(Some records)
==================================================

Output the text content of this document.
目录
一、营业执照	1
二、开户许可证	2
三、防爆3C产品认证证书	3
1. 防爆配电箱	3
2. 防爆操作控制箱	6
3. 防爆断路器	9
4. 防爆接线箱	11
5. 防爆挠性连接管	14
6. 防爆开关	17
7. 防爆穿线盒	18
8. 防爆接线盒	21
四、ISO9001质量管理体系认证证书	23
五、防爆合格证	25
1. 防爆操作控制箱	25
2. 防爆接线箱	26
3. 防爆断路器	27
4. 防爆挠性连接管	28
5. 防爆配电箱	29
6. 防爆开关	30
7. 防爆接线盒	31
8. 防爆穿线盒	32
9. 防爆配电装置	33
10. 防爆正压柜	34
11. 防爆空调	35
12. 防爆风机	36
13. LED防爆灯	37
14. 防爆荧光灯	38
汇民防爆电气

==================================================

[Objective] Your task is to print all of the records exactly.

[Answer to the exercise]
Output the text content of this document.
目录
一、营业执照	1
二、开户许可证	2
三、防爆3C产品认证证书	3
1. 防爆配电箱	3
2. 防爆操作控制箱	6
3. 防爆断路器	9
4. 防爆接线箱	11
5. 防爆挠性连接管	14
6. 防爆开关	17
7. 防爆穿线盒	18
8. 防爆接线盒	21
四、ISO9001质量管理体系认证证书	23
五、防爆合格证	25
1. 防爆操作控制箱	25
2. 防爆接线箱	26
3. 防爆断路器	27
4. 防爆挠性连接管	28
5. 防爆配电箱	29
6. 防爆开关	30
7. 防爆接线盒	31
8. 防爆穿线盒	32
9. 防爆配电装置	33
10. 防爆正压柜	34
11. 防爆空调	35
12. 防爆风机	36
13. LED防爆灯	37
14. 防爆荧光灯	38
汇民防爆电气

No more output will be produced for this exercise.